# MATERIAL FOR THE TASK start

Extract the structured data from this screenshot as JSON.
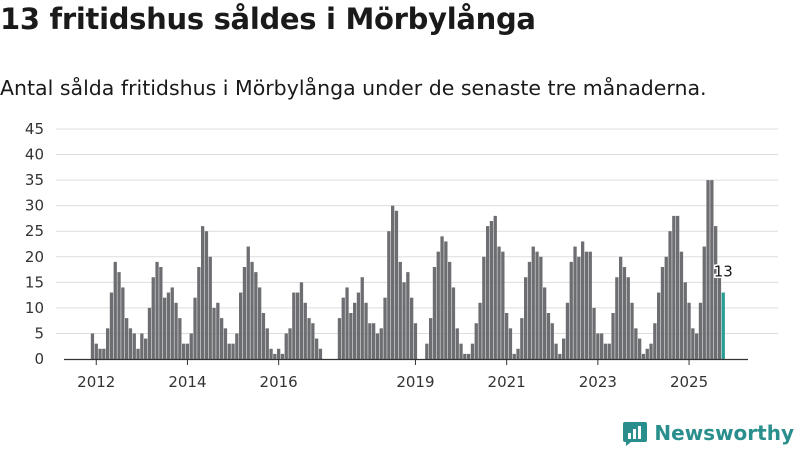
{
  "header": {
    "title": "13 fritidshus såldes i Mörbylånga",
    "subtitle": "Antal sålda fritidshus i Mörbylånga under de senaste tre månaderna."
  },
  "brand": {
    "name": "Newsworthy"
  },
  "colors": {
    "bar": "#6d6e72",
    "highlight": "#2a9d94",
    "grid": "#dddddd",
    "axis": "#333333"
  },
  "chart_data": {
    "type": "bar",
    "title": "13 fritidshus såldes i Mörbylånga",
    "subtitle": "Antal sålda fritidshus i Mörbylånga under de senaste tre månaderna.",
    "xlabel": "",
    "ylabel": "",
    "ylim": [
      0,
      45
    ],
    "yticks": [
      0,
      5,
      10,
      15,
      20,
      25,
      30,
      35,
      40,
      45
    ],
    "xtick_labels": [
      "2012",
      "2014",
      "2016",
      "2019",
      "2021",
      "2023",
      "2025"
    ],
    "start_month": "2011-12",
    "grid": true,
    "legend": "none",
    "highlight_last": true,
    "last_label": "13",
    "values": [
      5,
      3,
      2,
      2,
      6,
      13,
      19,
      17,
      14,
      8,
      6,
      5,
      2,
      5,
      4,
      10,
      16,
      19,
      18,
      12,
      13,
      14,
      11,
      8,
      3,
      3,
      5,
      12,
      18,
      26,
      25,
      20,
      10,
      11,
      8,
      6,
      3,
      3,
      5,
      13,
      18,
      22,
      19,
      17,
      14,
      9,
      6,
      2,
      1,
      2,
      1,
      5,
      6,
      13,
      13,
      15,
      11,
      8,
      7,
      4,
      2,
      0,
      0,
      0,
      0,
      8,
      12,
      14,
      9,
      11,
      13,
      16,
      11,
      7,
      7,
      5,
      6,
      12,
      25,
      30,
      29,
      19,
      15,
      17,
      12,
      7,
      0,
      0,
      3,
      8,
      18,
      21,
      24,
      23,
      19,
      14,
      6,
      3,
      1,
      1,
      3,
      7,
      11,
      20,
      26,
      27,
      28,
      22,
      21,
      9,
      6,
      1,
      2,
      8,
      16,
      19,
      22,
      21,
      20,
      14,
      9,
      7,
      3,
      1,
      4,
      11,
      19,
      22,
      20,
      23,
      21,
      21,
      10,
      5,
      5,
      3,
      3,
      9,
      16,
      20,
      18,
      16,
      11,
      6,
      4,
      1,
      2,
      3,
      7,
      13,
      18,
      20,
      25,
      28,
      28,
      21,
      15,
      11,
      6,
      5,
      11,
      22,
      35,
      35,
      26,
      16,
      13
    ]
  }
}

# MATERIAL FOR THE TASK end
# MATERIAL FOR THE TASK start

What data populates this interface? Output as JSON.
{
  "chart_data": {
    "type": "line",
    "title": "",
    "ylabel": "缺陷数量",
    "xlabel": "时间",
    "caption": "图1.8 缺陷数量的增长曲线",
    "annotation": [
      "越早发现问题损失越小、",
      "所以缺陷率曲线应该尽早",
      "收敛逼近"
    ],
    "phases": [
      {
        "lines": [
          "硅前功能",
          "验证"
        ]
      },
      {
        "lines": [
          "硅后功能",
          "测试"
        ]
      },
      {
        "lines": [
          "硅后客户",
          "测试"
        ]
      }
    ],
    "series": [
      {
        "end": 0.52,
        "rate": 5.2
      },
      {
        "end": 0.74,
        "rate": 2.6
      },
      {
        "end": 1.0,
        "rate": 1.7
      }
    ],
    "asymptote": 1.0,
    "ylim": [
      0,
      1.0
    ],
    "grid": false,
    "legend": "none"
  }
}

# MATERIAL FOR THE TASK end
# MATERIAL FOR THE TASK start

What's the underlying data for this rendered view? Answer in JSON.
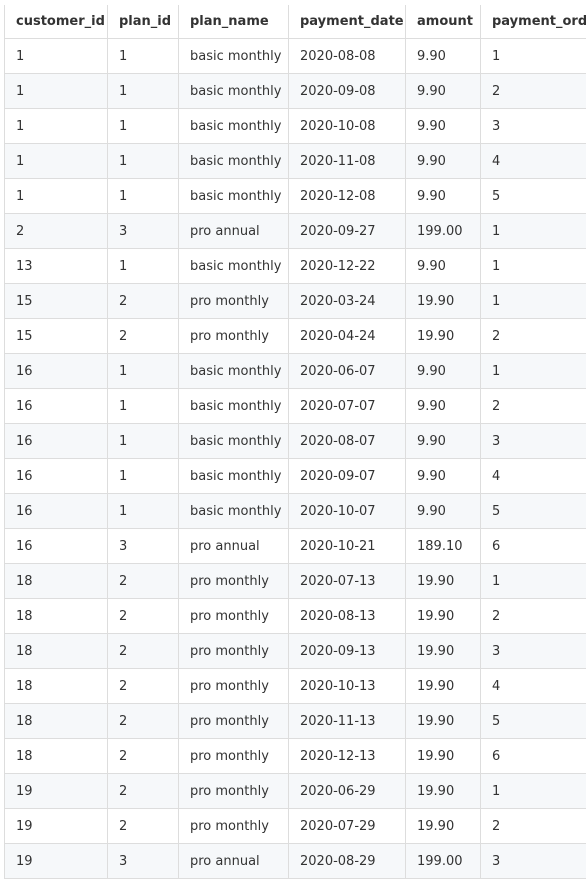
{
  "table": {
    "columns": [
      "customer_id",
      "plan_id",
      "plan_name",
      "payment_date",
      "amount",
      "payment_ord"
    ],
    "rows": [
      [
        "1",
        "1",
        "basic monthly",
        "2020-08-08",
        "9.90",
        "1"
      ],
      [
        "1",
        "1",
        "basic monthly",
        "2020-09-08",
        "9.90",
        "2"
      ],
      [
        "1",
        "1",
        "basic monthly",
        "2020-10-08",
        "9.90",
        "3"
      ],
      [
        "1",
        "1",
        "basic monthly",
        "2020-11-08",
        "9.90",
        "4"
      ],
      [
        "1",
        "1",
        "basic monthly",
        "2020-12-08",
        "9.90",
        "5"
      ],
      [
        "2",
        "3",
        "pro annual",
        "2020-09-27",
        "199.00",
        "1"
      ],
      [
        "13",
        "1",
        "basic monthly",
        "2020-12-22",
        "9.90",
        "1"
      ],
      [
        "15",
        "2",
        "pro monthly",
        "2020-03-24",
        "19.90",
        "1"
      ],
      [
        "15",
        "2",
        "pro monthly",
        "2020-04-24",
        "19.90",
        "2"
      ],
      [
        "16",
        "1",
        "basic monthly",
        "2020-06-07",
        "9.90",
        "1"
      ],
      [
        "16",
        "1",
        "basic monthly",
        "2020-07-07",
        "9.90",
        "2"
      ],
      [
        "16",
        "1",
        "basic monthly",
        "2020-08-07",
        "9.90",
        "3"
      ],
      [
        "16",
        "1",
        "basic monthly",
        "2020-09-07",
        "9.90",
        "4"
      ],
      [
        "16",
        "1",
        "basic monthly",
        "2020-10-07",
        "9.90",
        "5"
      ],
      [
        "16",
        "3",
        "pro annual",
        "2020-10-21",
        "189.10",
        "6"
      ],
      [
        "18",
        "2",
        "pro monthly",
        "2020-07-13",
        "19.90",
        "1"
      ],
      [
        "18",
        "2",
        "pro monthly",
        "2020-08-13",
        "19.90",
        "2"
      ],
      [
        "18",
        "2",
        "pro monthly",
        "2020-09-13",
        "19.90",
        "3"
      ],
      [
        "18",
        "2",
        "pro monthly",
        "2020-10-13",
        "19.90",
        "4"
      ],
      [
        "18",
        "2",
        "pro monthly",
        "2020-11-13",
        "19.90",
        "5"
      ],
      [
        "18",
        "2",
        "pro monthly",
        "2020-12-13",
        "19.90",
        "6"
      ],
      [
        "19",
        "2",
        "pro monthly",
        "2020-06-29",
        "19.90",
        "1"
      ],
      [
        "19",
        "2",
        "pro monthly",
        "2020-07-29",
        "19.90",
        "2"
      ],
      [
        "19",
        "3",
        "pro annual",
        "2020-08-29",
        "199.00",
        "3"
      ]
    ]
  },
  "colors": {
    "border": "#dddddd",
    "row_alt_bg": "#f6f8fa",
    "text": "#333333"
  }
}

# MATERIAL FOR THE TASK end

## EXERCISE
Find the lines holding "Mörbylånga" and list every one.

## RESPONSE TO THIS EXERCISE
    "title": "13 fritidshus såldes i Mörbylånga",
    "subtitle": "Antal sålda fritidshus i Mörbylånga under de senaste tre månaderna."
    "title": "13 fritidshus såldes i Mörbylånga",
    "subtitle": "Antal sålda fritidshus i Mörbylånga under de senaste tre månaderna.",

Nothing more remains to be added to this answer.